— START OF Recorded information —

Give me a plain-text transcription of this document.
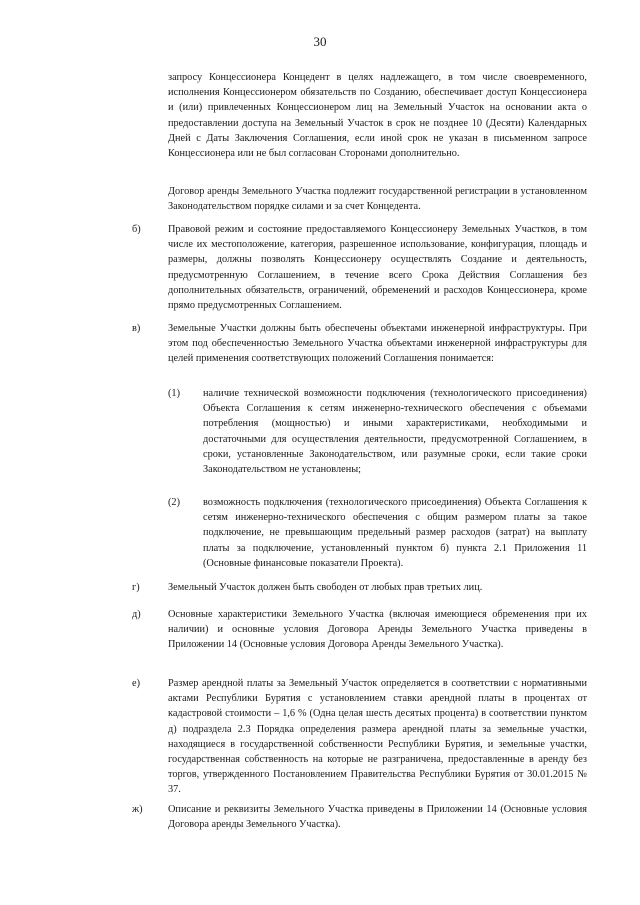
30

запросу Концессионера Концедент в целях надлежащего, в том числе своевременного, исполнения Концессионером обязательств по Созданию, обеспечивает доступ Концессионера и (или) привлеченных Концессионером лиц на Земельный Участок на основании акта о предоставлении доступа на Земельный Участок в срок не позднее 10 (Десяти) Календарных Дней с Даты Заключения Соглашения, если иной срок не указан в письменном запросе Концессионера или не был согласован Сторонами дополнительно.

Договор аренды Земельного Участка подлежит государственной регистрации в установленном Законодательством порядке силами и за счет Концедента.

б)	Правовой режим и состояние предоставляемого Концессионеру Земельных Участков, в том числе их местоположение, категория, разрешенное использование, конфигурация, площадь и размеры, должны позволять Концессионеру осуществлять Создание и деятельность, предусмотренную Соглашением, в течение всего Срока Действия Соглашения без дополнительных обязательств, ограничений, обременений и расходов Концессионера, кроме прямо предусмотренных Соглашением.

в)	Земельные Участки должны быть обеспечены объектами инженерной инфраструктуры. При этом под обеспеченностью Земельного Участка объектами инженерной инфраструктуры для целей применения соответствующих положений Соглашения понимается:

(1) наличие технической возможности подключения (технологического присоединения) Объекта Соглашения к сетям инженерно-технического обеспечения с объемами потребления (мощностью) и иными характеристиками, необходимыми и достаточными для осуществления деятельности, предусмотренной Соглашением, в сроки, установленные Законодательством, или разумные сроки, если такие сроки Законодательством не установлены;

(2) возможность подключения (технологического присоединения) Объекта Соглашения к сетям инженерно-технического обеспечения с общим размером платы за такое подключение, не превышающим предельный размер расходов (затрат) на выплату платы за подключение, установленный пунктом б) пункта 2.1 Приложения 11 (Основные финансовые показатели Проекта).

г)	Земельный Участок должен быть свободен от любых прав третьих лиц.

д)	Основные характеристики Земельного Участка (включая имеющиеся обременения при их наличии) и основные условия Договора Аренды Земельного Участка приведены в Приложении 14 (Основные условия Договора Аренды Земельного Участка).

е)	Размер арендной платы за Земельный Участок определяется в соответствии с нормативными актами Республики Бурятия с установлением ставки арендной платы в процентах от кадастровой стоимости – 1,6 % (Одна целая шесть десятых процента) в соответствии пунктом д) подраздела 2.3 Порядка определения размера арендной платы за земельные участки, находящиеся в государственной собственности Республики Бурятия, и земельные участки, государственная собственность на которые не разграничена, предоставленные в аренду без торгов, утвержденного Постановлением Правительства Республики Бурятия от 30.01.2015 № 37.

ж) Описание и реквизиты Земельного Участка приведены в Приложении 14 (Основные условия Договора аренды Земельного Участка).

— END OF Recorded information —

Exercise task :: All the lines above are to be reproduced exactly, except the pictures.

Reply to the task ::
Give me a plain-text transcription of this document.
30

запросу Концессионера Концедент в целях надлежащего, в том числе своевременного, исполнения Концессионером обязательств по Созданию, обеспечивает доступ Концессионера и (или) привлеченных Концессионером лиц на Земельный Участок на основании акта о предоставлении доступа на Земельный Участок в срок не позднее 10 (Десяти) Календарных Дней с Даты Заключения Соглашения, если иной срок не указан в письменном запросе Концессионера или не был согласован Сторонами дополнительно.

Договор аренды Земельного Участка подлежит государственной регистрации в установленном Законодательством порядке силами и за счет Концедента.

б)	Правовой режим и состояние предоставляемого Концессионеру Земельных Участков, в том числе их местоположение, категория, разрешенное использование, конфигурация, площадь и размеры, должны позволять Концессионеру осуществлять Создание и деятельность, предусмотренную Соглашением, в течение всего Срока Действия Соглашения без дополнительных обязательств, ограничений, обременений и расходов Концессионера, кроме прямо предусмотренных Соглашением.

в)	Земельные Участки должны быть обеспечены объектами инженерной инфраструктуры. При этом под обеспеченностью Земельного Участка объектами инженерной инфраструктуры для целей применения соответствующих положений Соглашения понимается:

(1) наличие технической возможности подключения (технологического присоединения) Объекта Соглашения к сетям инженерно-технического обеспечения с объемами потребления (мощностью) и иными характеристиками, необходимыми и достаточными для осуществления деятельности, предусмотренной Соглашением, в сроки, установленные Законодательством, или разумные сроки, если такие сроки Законодательством не установлены;

(2) возможность подключения (технологического присоединения) Объекта Соглашения к сетям инженерно-технического обеспечения с общим размером платы за такое подключение, не превышающим предельный размер расходов (затрат) на выплату платы за подключение, установленный пунктом б) пункта 2.1 Приложения 11 (Основные финансовые показатели Проекта).

г)	Земельный Участок должен быть свободен от любых прав третьих лиц.

д)	Основные характеристики Земельного Участка (включая имеющиеся обременения при их наличии) и основные условия Договора Аренды Земельного Участка приведены в Приложении 14 (Основные условия Договора Аренды Земельного Участка).

е)	Размер арендной платы за Земельный Участок определяется в соответствии с нормативными актами Республики Бурятия с установлением ставки арендной платы в процентах от кадастровой стоимости – 1,6 % (Одна целая шесть десятых процента) в соответствии пунктом д) подраздела 2.3 Порядка определения размера арендной платы за земельные участки, находящиеся в государственной собственности Республики Бурятия, и земельные участки, государственная собственность на которые не разграничена, предоставленные в аренду без торгов, утвержденного Постановлением Правительства Республики Бурятия от 30.01.2015 № 37.

ж) Описание и реквизиты Земельного Участка приведены в Приложении 14 (Основные условия Договора аренды Земельного Участка).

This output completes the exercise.